__Directive__: In the entries below, identify every line with the string "Simple" and copy it.

——

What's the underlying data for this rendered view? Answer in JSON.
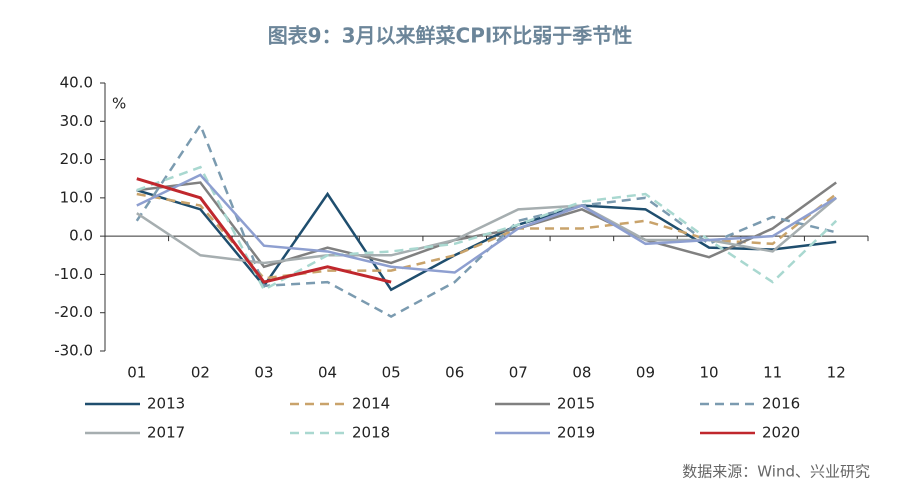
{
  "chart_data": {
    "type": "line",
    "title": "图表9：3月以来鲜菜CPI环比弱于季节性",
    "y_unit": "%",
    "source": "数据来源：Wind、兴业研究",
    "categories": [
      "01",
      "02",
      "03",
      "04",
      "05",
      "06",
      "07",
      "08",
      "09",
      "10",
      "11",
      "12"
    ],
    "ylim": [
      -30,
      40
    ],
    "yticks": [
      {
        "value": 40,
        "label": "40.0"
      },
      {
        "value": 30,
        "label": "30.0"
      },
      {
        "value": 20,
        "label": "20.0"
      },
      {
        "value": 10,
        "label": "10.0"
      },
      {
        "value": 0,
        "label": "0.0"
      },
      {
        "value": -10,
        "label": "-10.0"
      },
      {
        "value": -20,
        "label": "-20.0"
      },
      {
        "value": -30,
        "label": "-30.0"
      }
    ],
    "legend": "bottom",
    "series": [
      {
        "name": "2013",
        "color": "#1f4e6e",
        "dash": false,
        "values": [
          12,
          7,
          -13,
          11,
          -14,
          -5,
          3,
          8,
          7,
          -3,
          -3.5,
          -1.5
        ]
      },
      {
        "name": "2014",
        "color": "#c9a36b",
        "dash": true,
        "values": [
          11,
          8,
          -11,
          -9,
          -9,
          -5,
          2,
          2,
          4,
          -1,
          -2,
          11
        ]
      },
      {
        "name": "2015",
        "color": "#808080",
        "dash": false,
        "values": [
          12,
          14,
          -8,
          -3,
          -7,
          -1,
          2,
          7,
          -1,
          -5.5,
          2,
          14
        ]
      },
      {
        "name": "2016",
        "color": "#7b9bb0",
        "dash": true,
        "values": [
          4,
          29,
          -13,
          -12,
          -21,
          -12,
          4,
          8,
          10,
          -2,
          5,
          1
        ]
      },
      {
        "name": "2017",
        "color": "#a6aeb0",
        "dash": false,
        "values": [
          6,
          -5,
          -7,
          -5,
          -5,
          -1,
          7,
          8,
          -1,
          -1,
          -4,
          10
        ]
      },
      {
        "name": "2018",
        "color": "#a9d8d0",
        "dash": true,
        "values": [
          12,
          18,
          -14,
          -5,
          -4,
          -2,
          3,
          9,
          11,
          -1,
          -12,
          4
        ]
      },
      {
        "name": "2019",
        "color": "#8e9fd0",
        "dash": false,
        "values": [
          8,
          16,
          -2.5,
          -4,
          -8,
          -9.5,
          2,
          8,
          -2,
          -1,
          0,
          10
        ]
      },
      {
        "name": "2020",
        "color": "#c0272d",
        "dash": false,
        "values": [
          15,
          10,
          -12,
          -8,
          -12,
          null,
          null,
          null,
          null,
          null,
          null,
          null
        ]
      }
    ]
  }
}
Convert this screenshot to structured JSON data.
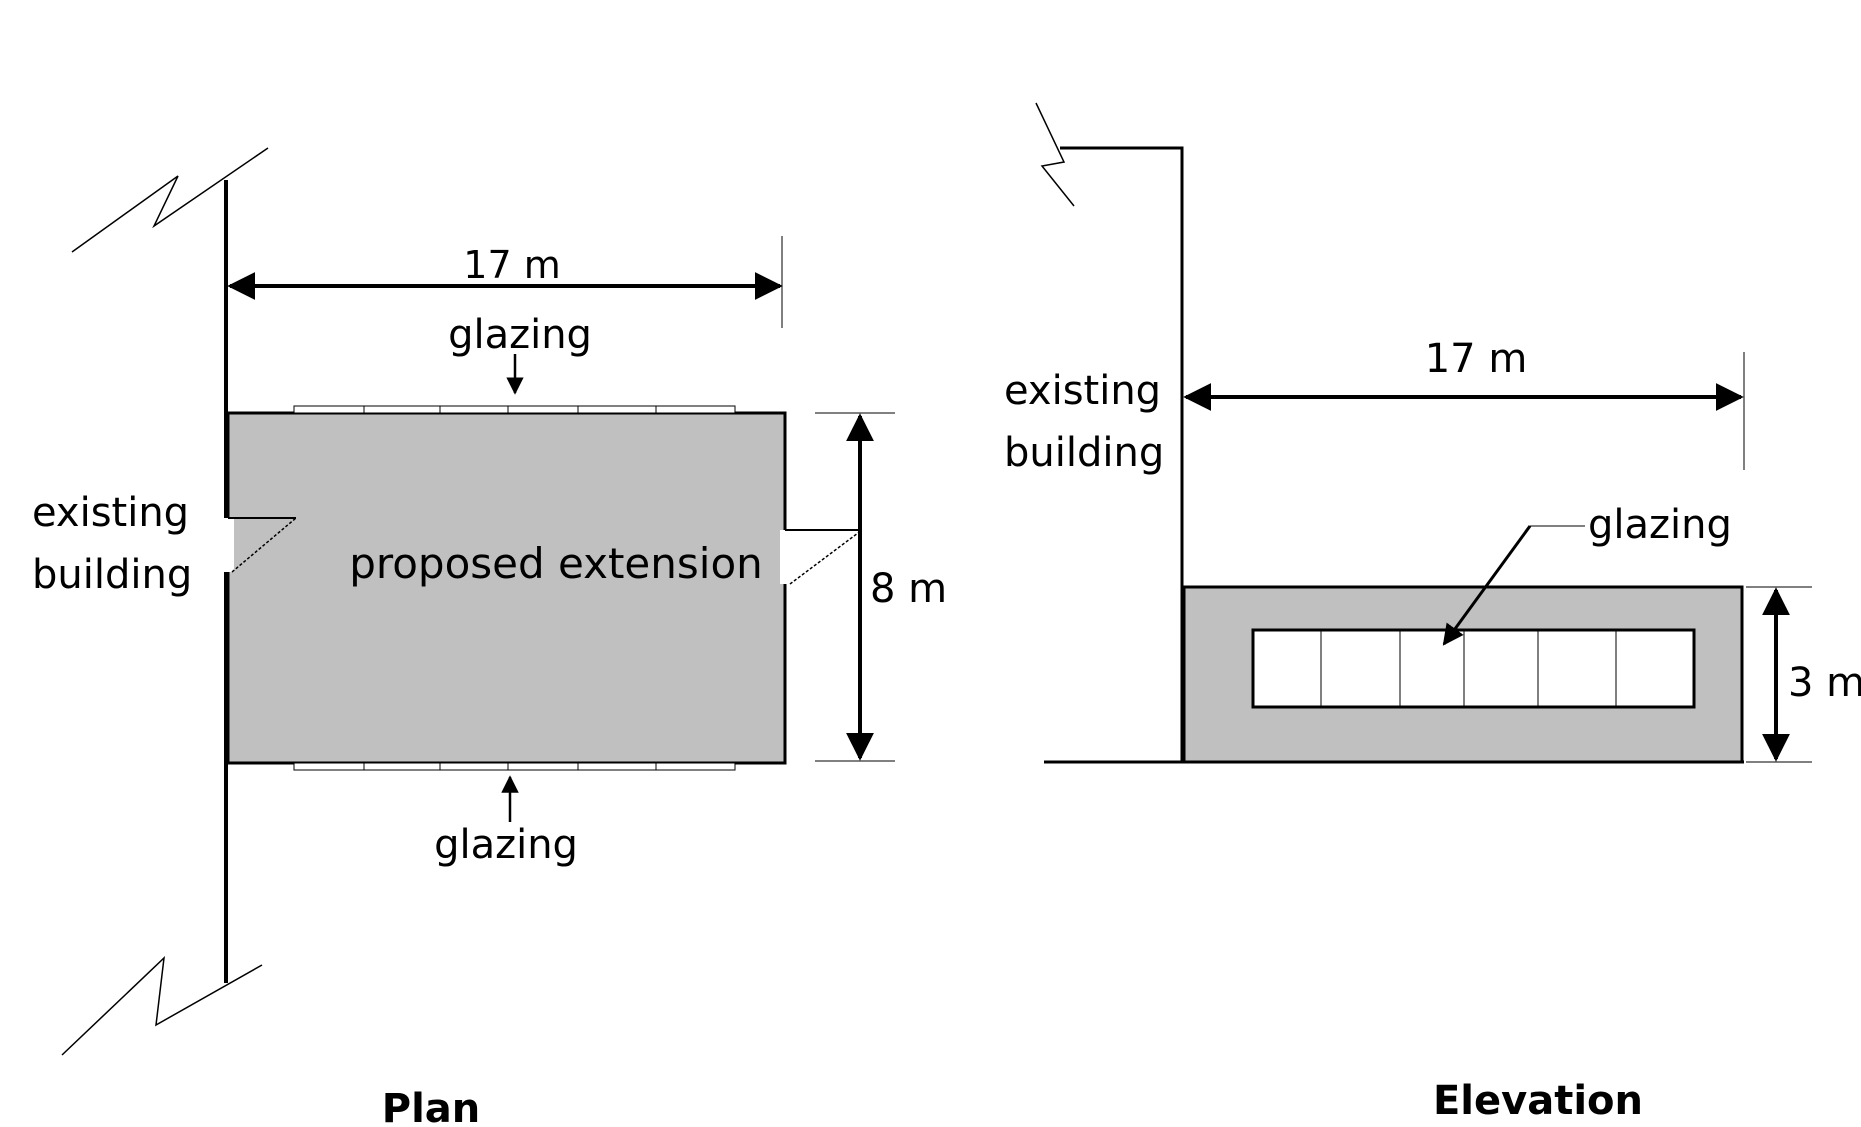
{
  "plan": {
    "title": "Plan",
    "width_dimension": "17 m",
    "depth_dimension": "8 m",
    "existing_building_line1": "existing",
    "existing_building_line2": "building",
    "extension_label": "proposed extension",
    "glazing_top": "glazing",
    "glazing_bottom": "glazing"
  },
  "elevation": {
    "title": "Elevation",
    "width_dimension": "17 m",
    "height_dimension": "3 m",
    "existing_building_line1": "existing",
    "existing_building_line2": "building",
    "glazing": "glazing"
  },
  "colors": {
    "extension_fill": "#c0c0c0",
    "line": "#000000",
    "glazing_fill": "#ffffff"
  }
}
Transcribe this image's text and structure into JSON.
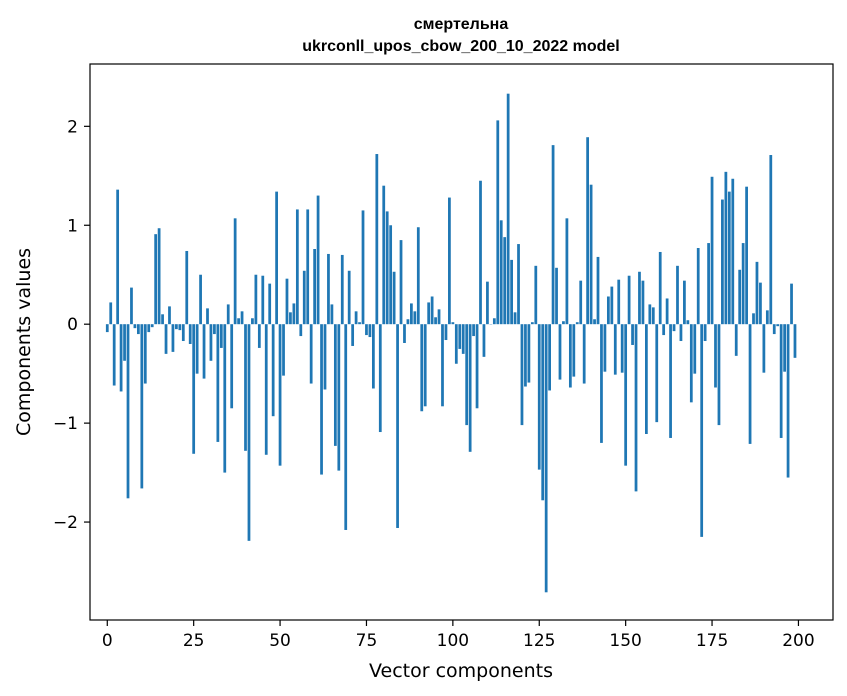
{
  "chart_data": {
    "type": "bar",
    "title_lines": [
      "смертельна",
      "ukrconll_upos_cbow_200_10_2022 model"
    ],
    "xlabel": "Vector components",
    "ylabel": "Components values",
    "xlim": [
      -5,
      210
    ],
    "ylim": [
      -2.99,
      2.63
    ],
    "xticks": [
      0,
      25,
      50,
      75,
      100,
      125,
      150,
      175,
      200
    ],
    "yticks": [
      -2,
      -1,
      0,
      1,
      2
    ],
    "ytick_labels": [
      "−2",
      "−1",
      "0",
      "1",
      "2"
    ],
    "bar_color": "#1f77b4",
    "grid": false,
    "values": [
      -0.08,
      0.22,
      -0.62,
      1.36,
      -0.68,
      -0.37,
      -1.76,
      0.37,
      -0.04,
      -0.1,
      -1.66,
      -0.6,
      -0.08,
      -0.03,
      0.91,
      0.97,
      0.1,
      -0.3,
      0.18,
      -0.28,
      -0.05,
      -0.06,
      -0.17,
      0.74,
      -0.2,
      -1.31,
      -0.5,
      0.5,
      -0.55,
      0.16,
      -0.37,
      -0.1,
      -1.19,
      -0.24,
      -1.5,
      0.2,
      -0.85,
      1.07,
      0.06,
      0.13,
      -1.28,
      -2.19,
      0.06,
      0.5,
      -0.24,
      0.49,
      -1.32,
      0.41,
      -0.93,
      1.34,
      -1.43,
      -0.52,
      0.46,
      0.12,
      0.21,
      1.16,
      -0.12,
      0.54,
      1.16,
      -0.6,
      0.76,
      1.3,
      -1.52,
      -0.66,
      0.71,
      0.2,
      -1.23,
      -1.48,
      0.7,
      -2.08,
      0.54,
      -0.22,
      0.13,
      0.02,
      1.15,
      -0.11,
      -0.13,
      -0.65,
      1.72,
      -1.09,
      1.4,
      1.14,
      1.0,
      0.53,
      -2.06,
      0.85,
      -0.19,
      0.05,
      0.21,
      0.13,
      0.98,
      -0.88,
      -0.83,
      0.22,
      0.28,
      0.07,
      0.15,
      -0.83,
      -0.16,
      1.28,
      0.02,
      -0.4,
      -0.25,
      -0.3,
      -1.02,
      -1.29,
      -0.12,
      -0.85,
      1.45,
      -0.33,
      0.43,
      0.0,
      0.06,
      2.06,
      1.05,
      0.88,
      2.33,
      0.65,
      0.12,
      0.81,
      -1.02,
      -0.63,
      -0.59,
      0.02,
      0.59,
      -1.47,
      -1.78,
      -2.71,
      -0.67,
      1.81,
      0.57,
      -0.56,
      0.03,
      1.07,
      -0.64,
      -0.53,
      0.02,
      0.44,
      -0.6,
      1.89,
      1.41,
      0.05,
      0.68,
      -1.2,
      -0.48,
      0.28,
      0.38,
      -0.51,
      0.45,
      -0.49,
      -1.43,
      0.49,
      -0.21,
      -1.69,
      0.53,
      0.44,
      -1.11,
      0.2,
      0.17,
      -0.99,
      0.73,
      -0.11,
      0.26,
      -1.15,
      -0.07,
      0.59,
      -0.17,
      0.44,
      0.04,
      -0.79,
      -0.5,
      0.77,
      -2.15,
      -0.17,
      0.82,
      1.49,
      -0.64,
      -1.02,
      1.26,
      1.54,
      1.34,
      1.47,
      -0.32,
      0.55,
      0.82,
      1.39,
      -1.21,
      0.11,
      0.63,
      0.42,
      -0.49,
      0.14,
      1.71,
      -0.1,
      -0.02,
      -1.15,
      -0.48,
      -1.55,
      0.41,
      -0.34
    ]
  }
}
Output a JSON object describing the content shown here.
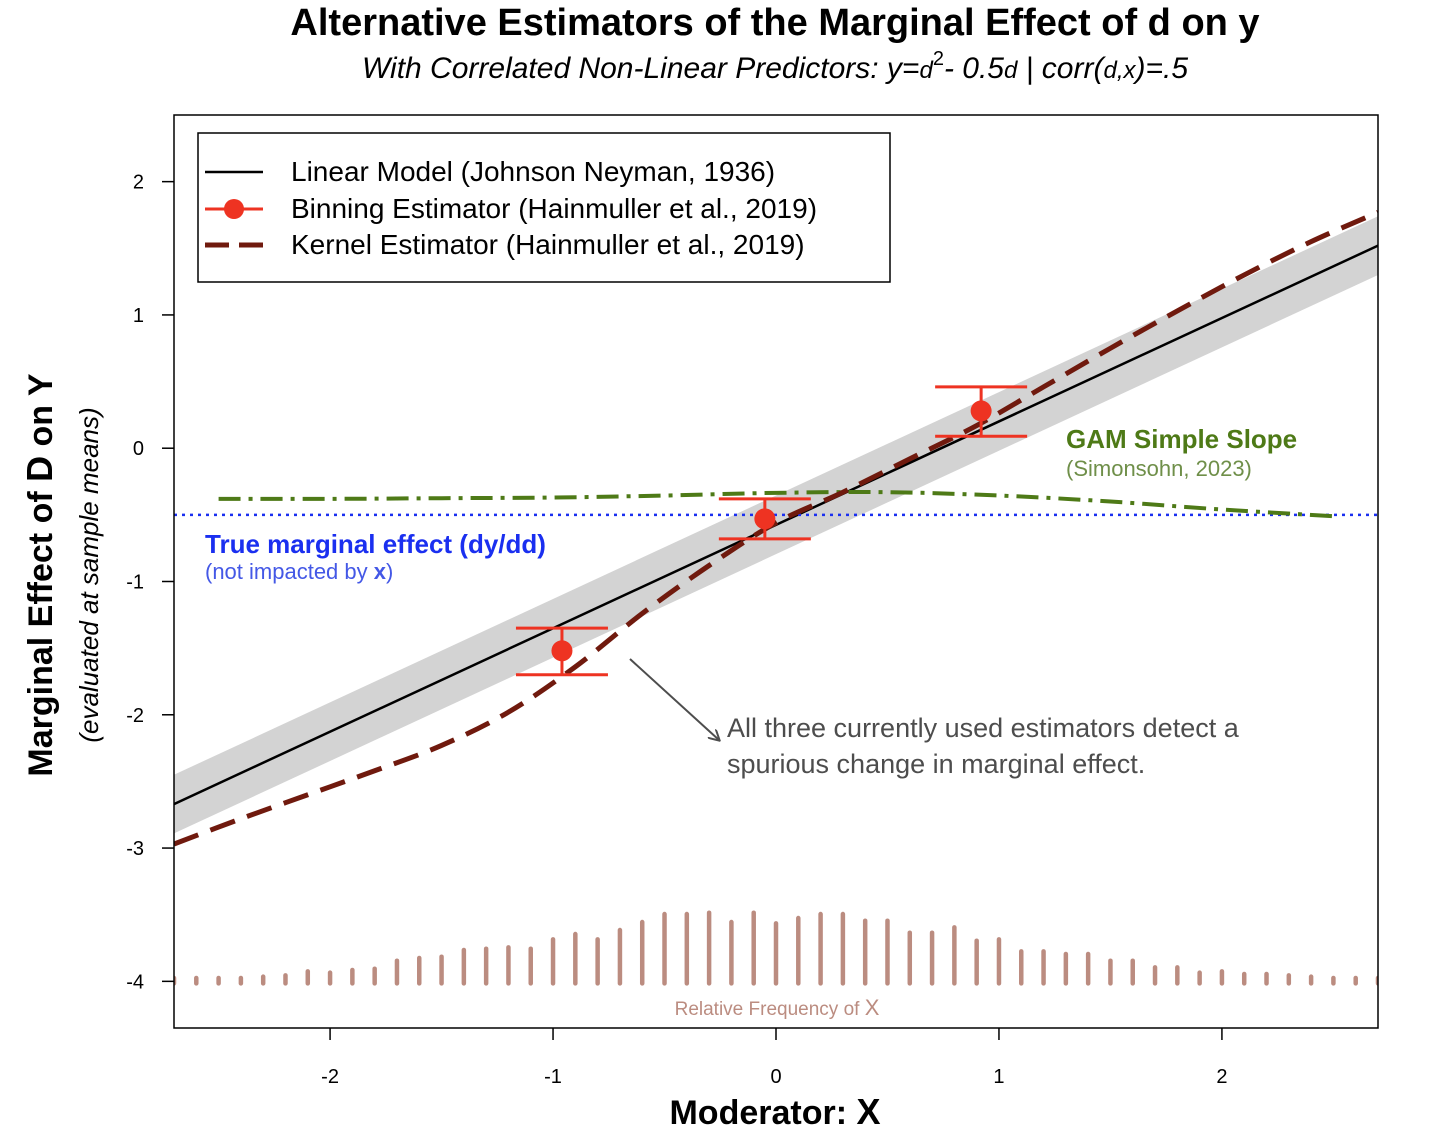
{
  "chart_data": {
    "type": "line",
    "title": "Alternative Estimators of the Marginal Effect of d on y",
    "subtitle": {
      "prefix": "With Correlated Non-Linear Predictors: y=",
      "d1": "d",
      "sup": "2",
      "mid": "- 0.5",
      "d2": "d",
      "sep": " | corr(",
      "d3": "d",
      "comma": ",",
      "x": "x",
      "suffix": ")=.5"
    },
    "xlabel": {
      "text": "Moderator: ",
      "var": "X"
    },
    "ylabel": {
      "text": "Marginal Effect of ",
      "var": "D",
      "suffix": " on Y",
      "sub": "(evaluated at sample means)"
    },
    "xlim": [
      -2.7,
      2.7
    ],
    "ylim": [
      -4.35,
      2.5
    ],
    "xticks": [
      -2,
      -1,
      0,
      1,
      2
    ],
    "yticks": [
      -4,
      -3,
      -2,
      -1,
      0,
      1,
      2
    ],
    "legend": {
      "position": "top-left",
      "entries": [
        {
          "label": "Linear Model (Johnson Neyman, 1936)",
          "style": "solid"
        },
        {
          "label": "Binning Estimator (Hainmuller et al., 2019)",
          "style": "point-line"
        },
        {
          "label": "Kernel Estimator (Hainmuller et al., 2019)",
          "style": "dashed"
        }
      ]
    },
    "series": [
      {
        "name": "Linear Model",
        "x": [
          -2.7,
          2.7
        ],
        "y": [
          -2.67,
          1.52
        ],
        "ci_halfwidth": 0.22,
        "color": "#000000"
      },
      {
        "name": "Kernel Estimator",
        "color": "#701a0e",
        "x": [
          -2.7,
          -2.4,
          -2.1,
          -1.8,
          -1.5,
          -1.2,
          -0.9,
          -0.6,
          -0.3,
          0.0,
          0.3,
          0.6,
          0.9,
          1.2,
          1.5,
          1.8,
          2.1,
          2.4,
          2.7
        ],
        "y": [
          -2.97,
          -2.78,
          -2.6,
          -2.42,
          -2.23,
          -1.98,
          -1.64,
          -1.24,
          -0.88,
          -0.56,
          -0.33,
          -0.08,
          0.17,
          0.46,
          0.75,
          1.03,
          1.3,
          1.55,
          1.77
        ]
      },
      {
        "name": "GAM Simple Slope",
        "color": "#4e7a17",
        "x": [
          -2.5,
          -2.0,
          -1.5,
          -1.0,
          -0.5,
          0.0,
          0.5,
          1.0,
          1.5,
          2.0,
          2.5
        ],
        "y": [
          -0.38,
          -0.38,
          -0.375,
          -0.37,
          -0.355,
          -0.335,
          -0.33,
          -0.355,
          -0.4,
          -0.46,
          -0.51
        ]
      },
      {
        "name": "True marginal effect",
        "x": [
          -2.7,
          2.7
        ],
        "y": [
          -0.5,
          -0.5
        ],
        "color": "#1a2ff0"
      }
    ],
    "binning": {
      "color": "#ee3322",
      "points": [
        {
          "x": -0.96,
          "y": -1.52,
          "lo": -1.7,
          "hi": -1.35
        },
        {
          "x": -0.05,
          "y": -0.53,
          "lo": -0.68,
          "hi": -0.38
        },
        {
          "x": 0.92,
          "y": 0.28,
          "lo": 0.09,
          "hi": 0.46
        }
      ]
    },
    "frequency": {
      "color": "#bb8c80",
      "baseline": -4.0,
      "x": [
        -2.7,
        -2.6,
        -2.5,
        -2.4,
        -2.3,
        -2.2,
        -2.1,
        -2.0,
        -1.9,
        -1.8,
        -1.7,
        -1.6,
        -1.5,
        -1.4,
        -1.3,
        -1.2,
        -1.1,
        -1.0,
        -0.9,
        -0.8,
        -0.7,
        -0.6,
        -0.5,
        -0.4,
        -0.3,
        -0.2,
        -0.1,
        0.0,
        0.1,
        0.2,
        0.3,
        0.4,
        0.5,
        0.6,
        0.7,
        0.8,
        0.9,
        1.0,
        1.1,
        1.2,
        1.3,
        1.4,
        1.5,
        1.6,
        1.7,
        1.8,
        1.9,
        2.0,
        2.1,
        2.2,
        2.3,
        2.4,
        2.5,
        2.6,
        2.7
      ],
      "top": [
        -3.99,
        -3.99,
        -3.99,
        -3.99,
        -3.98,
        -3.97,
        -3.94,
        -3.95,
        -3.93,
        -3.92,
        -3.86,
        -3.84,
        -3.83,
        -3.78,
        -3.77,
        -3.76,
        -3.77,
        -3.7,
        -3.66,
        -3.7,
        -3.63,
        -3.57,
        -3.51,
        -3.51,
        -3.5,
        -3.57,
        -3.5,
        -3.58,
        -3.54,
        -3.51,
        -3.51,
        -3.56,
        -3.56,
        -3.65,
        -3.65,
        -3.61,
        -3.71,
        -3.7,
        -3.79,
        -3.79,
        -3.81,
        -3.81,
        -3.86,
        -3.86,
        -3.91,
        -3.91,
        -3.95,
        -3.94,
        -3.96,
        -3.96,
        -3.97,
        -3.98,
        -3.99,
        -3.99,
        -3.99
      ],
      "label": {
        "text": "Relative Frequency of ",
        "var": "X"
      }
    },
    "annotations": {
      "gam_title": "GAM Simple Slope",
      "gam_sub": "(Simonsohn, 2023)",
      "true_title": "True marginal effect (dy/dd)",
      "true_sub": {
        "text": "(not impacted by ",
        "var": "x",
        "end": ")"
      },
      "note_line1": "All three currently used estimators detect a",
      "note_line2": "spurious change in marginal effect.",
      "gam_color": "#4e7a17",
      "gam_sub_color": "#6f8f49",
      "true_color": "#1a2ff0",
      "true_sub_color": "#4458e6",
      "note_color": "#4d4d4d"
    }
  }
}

——

__Correct response__:
        "name": "GAM Simple Slope",
      "gam_title": "GAM Simple Slope",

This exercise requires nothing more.